[Region annotation records]
------------------------------------------------------------

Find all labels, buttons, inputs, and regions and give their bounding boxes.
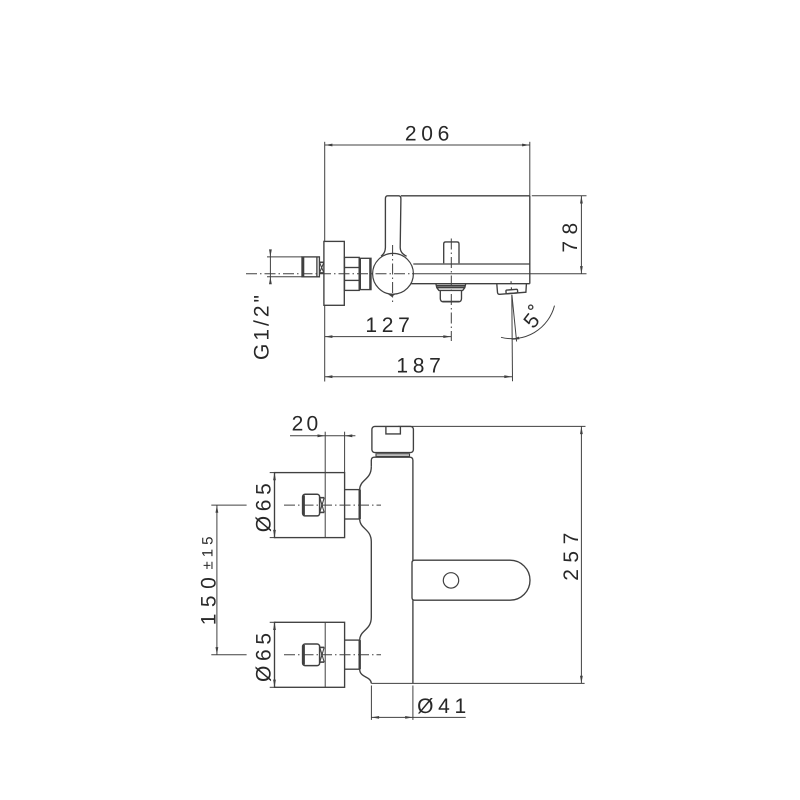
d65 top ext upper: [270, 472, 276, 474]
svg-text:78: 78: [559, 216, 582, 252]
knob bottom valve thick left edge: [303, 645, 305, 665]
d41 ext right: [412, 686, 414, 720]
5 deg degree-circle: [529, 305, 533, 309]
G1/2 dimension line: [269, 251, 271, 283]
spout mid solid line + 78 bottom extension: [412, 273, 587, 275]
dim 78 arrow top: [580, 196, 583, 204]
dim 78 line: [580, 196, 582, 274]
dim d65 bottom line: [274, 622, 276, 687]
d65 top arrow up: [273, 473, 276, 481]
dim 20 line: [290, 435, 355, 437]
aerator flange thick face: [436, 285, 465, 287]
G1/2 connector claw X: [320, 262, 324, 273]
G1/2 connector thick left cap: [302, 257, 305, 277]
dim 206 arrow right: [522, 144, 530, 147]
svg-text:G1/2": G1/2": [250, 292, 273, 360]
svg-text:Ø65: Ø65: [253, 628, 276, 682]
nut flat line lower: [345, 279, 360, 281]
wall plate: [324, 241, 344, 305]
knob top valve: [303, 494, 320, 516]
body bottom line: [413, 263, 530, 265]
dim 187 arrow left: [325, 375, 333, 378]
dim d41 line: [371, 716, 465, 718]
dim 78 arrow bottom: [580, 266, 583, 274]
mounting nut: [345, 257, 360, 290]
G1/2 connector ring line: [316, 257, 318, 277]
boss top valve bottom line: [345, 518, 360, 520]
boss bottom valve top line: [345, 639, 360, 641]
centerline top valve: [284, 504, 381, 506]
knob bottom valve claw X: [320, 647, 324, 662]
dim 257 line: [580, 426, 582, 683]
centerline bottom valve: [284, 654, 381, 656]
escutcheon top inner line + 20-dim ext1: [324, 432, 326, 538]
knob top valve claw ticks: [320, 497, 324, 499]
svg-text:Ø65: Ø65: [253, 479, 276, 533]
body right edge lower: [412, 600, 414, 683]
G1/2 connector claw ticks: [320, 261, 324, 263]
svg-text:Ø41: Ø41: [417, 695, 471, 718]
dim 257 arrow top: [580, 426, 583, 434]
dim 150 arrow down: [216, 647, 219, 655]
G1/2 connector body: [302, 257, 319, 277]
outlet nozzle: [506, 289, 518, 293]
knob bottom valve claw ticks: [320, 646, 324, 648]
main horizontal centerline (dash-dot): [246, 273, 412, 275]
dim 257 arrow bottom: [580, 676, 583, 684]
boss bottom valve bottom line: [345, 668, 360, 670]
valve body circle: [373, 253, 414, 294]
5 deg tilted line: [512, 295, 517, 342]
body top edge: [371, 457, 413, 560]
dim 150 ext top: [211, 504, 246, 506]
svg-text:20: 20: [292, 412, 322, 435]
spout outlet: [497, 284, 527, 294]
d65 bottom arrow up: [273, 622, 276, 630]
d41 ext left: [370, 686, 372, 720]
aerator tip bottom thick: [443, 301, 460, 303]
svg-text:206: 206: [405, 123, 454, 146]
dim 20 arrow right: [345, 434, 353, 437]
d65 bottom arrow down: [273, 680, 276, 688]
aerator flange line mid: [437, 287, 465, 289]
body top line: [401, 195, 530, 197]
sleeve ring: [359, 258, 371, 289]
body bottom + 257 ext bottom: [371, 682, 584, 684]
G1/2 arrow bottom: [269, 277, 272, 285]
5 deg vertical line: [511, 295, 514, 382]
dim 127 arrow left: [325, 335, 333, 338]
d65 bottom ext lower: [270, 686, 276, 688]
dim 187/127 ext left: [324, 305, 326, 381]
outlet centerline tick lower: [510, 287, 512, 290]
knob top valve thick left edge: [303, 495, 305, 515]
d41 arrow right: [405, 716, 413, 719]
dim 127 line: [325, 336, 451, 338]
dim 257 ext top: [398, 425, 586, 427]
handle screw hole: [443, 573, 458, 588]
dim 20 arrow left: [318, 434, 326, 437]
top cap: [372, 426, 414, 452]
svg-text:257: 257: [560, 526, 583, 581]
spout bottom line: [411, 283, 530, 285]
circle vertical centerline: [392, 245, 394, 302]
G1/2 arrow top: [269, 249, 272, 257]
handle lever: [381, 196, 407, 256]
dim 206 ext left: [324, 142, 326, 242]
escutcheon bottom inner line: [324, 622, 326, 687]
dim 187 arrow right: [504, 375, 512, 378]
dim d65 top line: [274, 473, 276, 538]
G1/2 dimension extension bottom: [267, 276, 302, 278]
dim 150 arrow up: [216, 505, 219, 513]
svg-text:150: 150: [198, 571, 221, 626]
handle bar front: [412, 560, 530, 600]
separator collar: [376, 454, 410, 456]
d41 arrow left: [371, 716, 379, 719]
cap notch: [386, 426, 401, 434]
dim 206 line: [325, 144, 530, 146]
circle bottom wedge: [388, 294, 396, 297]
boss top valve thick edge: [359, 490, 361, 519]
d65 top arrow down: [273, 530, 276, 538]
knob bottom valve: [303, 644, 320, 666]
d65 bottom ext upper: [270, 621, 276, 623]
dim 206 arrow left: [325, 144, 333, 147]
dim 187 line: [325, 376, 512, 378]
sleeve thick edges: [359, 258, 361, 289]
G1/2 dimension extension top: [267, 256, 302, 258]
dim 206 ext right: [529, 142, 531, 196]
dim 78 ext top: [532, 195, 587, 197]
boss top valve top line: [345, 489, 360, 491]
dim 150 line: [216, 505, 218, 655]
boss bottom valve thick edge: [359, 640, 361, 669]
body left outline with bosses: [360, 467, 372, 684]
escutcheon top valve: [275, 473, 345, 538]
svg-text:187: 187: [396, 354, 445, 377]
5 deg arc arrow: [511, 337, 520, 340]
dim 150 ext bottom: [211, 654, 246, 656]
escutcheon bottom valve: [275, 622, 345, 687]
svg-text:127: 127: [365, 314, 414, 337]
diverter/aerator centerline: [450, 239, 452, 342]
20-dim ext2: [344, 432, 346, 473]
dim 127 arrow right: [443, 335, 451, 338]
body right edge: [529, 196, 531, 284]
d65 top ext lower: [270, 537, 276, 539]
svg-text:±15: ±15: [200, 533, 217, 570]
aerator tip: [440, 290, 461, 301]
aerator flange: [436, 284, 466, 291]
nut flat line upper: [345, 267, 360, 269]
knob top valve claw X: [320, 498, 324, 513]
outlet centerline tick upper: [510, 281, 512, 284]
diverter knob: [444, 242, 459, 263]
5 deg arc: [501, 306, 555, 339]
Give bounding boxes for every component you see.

------------------------------------------------------------

:: What is expected ::
Write out all of the lines above word for word, omitting the pictures.

:: Answer ::
Find all labels, buttons, inputs, and regions and give their bounding boxes.
d65 top ext upper: [270, 472, 276, 474]
svg-text:78: 78: [559, 216, 582, 252]
knob bottom valve thick left edge: [303, 645, 305, 665]
d41 ext right: [412, 686, 414, 720]
5 deg degree-circle: [529, 305, 533, 309]
G1/2 dimension line: [269, 251, 271, 283]
spout mid solid line + 78 bottom extension: [412, 273, 587, 275]
dim 78 arrow top: [580, 196, 583, 204]
dim 78 line: [580, 196, 582, 274]
dim d65 bottom line: [274, 622, 276, 687]
d65 top arrow up: [273, 473, 276, 481]
dim 20 line: [290, 435, 355, 437]
aerator flange thick face: [436, 285, 465, 287]
G1/2 connector claw X: [320, 262, 324, 273]
G1/2 connector thick left cap: [302, 257, 305, 277]
dim 206 arrow right: [522, 144, 530, 147]
svg-text:G1/2": G1/2": [250, 292, 273, 360]
svg-text:Ø65: Ø65: [253, 628, 276, 682]
nut flat line lower: [345, 279, 360, 281]
wall plate: [324, 241, 344, 305]
knob top valve: [303, 494, 320, 516]
body bottom line: [413, 263, 530, 265]
dim 187 arrow left: [325, 375, 333, 378]
dim d41 line: [371, 716, 465, 718]
dim 78 arrow bottom: [580, 266, 583, 274]
mounting nut: [345, 257, 360, 290]
G1/2 connector ring line: [316, 257, 318, 277]
boss top valve bottom line: [345, 518, 360, 520]
boss bottom valve top line: [345, 639, 360, 641]
centerline top valve: [284, 504, 381, 506]
knob bottom valve claw X: [320, 647, 324, 662]
dim 257 line: [580, 426, 582, 683]
centerline bottom valve: [284, 654, 381, 656]
escutcheon top inner line + 20-dim ext1: [324, 432, 326, 538]
knob top valve claw ticks: [320, 497, 324, 499]
svg-text:Ø65: Ø65: [253, 479, 276, 533]
body right edge lower: [412, 600, 414, 683]
G1/2 connector claw ticks: [320, 261, 324, 263]
svg-text:Ø41: Ø41: [417, 695, 471, 718]
dim 257 arrow top: [580, 426, 583, 434]
dim 150 arrow down: [216, 647, 219, 655]
G1/2 connector body: [302, 257, 319, 277]
outlet nozzle: [506, 289, 518, 293]
knob bottom valve claw ticks: [320, 646, 324, 648]
main horizontal centerline (dash-dot): [246, 273, 412, 275]
dim 257 arrow bottom: [580, 676, 583, 684]
boss bottom valve bottom line: [345, 668, 360, 670]
valve body circle: [373, 253, 414, 294]
5 deg tilted line: [512, 295, 517, 342]
body top edge: [371, 457, 413, 560]
dim 150 ext top: [211, 504, 246, 506]
svg-text:20: 20: [292, 412, 322, 435]
spout outlet: [497, 284, 527, 294]
d65 bottom arrow up: [273, 622, 276, 630]
d41 ext left: [370, 686, 372, 720]
aerator tip bottom thick: [443, 301, 460, 303]
svg-text:206: 206: [405, 123, 454, 146]
dim 20 arrow right: [345, 434, 353, 437]
d65 bottom arrow down: [273, 680, 276, 688]
aerator flange line mid: [437, 287, 465, 289]
body top line: [401, 195, 530, 197]
sleeve ring: [359, 258, 371, 289]
body bottom + 257 ext bottom: [371, 682, 584, 684]
G1/2 arrow bottom: [269, 277, 272, 285]
5 deg vertical line: [511, 295, 514, 382]
dim 127 arrow left: [325, 335, 333, 338]
d65 bottom ext lower: [270, 686, 276, 688]
dim 187/127 ext left: [324, 305, 326, 381]
outlet centerline tick lower: [510, 287, 512, 290]
knob top valve thick left edge: [303, 495, 305, 515]
d41 arrow right: [405, 716, 413, 719]
dim 127 line: [325, 336, 451, 338]
dim 257 ext top: [398, 425, 586, 427]
handle screw hole: [443, 573, 458, 588]
dim 20 arrow left: [318, 434, 326, 437]
top cap: [372, 426, 414, 452]
svg-text:257: 257: [560, 526, 583, 581]
spout bottom line: [411, 283, 530, 285]
circle vertical centerline: [392, 245, 394, 302]
G1/2 arrow top: [269, 249, 272, 257]
handle lever: [381, 196, 407, 256]
dim 206 ext left: [324, 142, 326, 242]
escutcheon bottom inner line: [324, 622, 326, 687]
dim 187 arrow right: [504, 375, 512, 378]
dim d65 top line: [274, 473, 276, 538]
G1/2 dimension extension bottom: [267, 276, 302, 278]
dim 150 arrow up: [216, 505, 219, 513]
svg-text:150: 150: [198, 571, 221, 626]
handle bar front: [412, 560, 530, 600]
separator collar: [376, 454, 410, 456]
d41 arrow left: [371, 716, 379, 719]
cap notch: [386, 426, 401, 434]
dim 206 line: [325, 144, 530, 146]
circle bottom wedge: [388, 294, 396, 297]
boss top valve thick edge: [359, 490, 361, 519]
d65 top arrow down: [273, 530, 276, 538]
knob bottom valve: [303, 644, 320, 666]
d65 bottom ext upper: [270, 621, 276, 623]
dim 206 arrow left: [325, 144, 333, 147]
dim 187 line: [325, 376, 512, 378]
sleeve thick edges: [359, 258, 361, 289]
G1/2 dimension extension top: [267, 256, 302, 258]
dim 206 ext right: [529, 142, 531, 196]
dim 78 ext top: [532, 195, 587, 197]
boss top valve top line: [345, 489, 360, 491]
dim 150 line: [216, 505, 218, 655]
boss bottom valve thick edge: [359, 640, 361, 669]
body left outline with bosses: [360, 467, 372, 684]
escutcheon top valve: [275, 473, 345, 538]
svg-text:187: 187: [396, 354, 445, 377]
5 deg arc arrow: [511, 337, 520, 340]
dim 150 ext bottom: [211, 654, 246, 656]
escutcheon bottom valve: [275, 622, 345, 687]
svg-text:127: 127: [365, 314, 414, 337]
diverter/aerator centerline: [450, 239, 452, 342]
20-dim ext2: [344, 432, 346, 473]
dim 127 arrow right: [443, 335, 451, 338]
body right edge: [529, 196, 531, 284]
d65 top ext lower: [270, 537, 276, 539]
svg-text:±15: ±15: [200, 533, 217, 570]
aerator tip: [440, 290, 461, 301]
aerator flange: [436, 284, 466, 291]
nut flat line upper: [345, 267, 360, 269]
knob top valve claw X: [320, 498, 324, 513]
outlet centerline tick upper: [510, 281, 512, 284]
diverter knob: [444, 242, 459, 263]
5 deg arc: [501, 306, 555, 339]
Give bounding boxes for every component you see.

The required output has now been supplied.